═══ Stored data ═══
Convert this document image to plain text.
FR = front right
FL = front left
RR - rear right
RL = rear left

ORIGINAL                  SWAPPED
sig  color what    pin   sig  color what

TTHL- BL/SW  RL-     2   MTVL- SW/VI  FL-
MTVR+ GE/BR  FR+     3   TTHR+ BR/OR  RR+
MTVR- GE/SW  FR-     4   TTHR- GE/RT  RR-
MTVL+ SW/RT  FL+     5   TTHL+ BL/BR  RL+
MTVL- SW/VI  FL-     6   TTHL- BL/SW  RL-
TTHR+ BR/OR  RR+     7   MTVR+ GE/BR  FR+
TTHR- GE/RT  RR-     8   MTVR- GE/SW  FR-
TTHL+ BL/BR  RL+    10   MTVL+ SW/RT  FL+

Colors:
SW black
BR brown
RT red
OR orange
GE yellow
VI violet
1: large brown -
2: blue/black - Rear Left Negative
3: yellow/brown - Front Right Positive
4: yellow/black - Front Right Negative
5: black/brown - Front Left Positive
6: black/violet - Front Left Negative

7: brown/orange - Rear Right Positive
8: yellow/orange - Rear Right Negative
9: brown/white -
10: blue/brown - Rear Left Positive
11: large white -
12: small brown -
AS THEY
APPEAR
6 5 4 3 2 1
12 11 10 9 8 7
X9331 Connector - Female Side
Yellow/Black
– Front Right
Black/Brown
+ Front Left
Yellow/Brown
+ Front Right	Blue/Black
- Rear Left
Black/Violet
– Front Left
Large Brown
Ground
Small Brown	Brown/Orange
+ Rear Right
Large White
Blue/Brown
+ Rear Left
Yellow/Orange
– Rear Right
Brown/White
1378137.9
═══
Your objective ▸
Reproduce each record exactly as it appears.

Exercise solution ▸
Convert this document image to plain text.
FR = front right
FL = front left
RR - rear right
RL = rear left

ORIGINAL                  SWAPPED
sig  color what    pin   sig  color what

TTHL- BL/SW  RL-     2   MTVL- SW/VI  FL-
MTVR+ GE/BR  FR+     3   TTHR+ BR/OR  RR+
MTVR- GE/SW  FR-     4   TTHR- GE/RT  RR-
MTVL+ SW/RT  FL+     5   TTHL+ BL/BR  RL+
MTVL- SW/VI  FL-     6   TTHL- BL/SW  RL-
TTHR+ BR/OR  RR+     7   MTVR+ GE/BR  FR+
TTHR- GE/RT  RR-     8   MTVR- GE/SW  FR-
TTHL+ BL/BR  RL+    10   MTVL+ SW/RT  FL+

Colors:
SW black
BR brown
RT red
OR orange
GE yellow
VI violet
1: large brown -
2: blue/black - Rear Left Negative
3: yellow/brown - Front Right Positive
4: yellow/black - Front Right Negative
5: black/brown - Front Left Positive
6: black/violet - Front Left Negative

7: brown/orange - Rear Right Positive
8: yellow/orange - Rear Right Negative
9: brown/white -
10: blue/brown - Rear Left Positive
11: large white -
12: small brown -
AS THEY
APPEAR
6 5 4 3 2 1
12 11 10 9 8 7
X9331 Connector - Female Side
Yellow/Black
– Front Right
Black/Brown
+ Front Left
Yellow/Brown
+ Front Right	Blue/Black
- Rear Left
Black/Violet
– Front Left
Large Brown
Ground
Small Brown	Brown/Orange
+ Rear Right
Large White
Blue/Brown
+ Rear Left
Yellow/Orange
– Rear Right
Brown/White
1378137.9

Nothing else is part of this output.